# [DATA EXTRACT]
# # # #

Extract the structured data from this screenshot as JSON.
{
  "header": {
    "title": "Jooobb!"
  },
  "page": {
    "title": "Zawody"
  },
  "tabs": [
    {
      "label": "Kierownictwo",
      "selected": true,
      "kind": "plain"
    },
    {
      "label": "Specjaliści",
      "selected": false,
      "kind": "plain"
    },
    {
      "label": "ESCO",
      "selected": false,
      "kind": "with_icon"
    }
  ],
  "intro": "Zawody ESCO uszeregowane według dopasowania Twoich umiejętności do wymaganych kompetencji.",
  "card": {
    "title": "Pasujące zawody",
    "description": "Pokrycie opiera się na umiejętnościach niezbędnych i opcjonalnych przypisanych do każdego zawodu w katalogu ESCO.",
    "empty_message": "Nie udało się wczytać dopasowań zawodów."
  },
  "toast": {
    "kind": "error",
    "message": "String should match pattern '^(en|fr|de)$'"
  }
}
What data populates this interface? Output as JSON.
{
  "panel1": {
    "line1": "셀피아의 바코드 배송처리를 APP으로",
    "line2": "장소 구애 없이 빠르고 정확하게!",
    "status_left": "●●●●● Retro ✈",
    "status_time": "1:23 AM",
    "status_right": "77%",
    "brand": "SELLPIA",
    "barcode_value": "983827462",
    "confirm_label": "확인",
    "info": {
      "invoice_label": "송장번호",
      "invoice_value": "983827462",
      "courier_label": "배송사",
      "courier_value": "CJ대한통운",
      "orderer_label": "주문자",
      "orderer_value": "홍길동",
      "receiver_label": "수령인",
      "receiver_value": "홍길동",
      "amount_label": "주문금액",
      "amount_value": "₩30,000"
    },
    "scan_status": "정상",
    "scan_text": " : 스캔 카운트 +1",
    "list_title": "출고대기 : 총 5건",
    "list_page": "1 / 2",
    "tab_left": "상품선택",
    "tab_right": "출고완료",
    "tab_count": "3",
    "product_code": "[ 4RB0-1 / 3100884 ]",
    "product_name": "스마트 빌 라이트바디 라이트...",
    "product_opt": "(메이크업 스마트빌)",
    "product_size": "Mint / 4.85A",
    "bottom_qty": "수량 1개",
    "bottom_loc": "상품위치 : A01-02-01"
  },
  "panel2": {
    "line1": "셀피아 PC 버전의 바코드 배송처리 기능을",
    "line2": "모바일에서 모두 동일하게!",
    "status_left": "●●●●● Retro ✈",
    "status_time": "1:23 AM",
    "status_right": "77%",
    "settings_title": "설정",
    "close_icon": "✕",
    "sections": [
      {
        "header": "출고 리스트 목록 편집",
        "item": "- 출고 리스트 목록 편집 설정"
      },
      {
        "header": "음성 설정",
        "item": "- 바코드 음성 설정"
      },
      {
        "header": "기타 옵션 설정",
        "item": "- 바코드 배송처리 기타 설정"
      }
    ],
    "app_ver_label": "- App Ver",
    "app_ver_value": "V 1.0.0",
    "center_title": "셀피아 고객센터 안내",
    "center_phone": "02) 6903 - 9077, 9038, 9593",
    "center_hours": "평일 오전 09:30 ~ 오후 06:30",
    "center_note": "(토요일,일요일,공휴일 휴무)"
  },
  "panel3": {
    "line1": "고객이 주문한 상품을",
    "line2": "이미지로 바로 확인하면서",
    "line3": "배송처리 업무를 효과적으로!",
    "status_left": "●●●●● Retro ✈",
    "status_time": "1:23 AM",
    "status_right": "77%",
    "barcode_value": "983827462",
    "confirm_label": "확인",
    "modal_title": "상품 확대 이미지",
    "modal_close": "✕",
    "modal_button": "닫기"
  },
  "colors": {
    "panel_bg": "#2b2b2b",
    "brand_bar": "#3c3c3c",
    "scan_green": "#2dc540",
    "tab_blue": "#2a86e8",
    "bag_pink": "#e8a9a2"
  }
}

# # # #

# [WHAT IS REQUIRED]
Your task is to repeat every line exactly.

# [RESPONSE]
Extract the structured data from this screenshot as JSON.
{
  "header": {
    "title": "Jooobb!"
  },
  "page": {
    "title": "Zawody"
  },
  "tabs": [
    {
      "label": "Kierownictwo",
      "selected": true,
      "kind": "plain"
    },
    {
      "label": "Specjaliści",
      "selected": false,
      "kind": "plain"
    },
    {
      "label": "ESCO",
      "selected": false,
      "kind": "with_icon"
    }
  ],
  "intro": "Zawody ESCO uszeregowane według dopasowania Twoich umiejętności do wymaganych kompetencji.",
  "card": {
    "title": "Pasujące zawody",
    "description": "Pokrycie opiera się na umiejętnościach niezbędnych i opcjonalnych przypisanych do każdego zawodu w katalogu ESCO.",
    "empty_message": "Nie udało się wczytać dopasowań zawodów."
  },
  "toast": {
    "kind": "error",
    "message": "String should match pattern '^(en|fr|de)$'"
  }
}
What data populates this interface? Output as JSON.
{
  "panel1": {
    "line1": "셀피아의 바코드 배송처리를 APP으로",
    "line2": "장소 구애 없이 빠르고 정확하게!",
    "status_left": "●●●●● Retro ✈",
    "status_time": "1:23 AM",
    "status_right": "77%",
    "brand": "SELLPIA",
    "barcode_value": "983827462",
    "confirm_label": "확인",
    "info": {
      "invoice_label": "송장번호",
      "invoice_value": "983827462",
      "courier_label": "배송사",
      "courier_value": "CJ대한통운",
      "orderer_label": "주문자",
      "orderer_value": "홍길동",
      "receiver_label": "수령인",
      "receiver_value": "홍길동",
      "amount_label": "주문금액",
      "amount_value": "₩30,000"
    },
    "scan_status": "정상",
    "scan_text": " : 스캔 카운트 +1",
    "list_title": "출고대기 : 총 5건",
    "list_page": "1 / 2",
    "tab_left": "상품선택",
    "tab_right": "출고완료",
    "tab_count": "3",
    "product_code": "[ 4RB0-1 / 3100884 ]",
    "product_name": "스마트 빌 라이트바디 라이트...",
    "product_opt": "(메이크업 스마트빌)",
    "product_size": "Mint / 4.85A",
    "bottom_qty": "수량 1개",
    "bottom_loc": "상품위치 : A01-02-01"
  },
  "panel2": {
    "line1": "셀피아 PC 버전의 바코드 배송처리 기능을",
    "line2": "모바일에서 모두 동일하게!",
    "status_left": "●●●●● Retro ✈",
    "status_time": "1:23 AM",
    "status_right": "77%",
    "settings_title": "설정",
    "close_icon": "✕",
    "sections": [
      {
        "header": "출고 리스트 목록 편집",
        "item": "- 출고 리스트 목록 편집 설정"
      },
      {
        "header": "음성 설정",
        "item": "- 바코드 음성 설정"
      },
      {
        "header": "기타 옵션 설정",
        "item": "- 바코드 배송처리 기타 설정"
      }
    ],
    "app_ver_label": "- App Ver",
    "app_ver_value": "V 1.0.0",
    "center_title": "셀피아 고객센터 안내",
    "center_phone": "02) 6903 - 9077, 9038, 9593",
    "center_hours": "평일 오전 09:30 ~ 오후 06:30",
    "center_note": "(토요일,일요일,공휴일 휴무)"
  },
  "panel3": {
    "line1": "고객이 주문한 상품을",
    "line2": "이미지로 바로 확인하면서",
    "line3": "배송처리 업무를 효과적으로!",
    "status_left": "●●●●● Retro ✈",
    "status_time": "1:23 AM",
    "status_right": "77%",
    "barcode_value": "983827462",
    "confirm_label": "확인",
    "modal_title": "상품 확대 이미지",
    "modal_close": "✕",
    "modal_button": "닫기"
  },
  "colors": {
    "panel_bg": "#2b2b2b",
    "brand_bar": "#3c3c3c",
    "scan_green": "#2dc540",
    "tab_blue": "#2a86e8",
    "bag_pink": "#e8a9a2"
  }
}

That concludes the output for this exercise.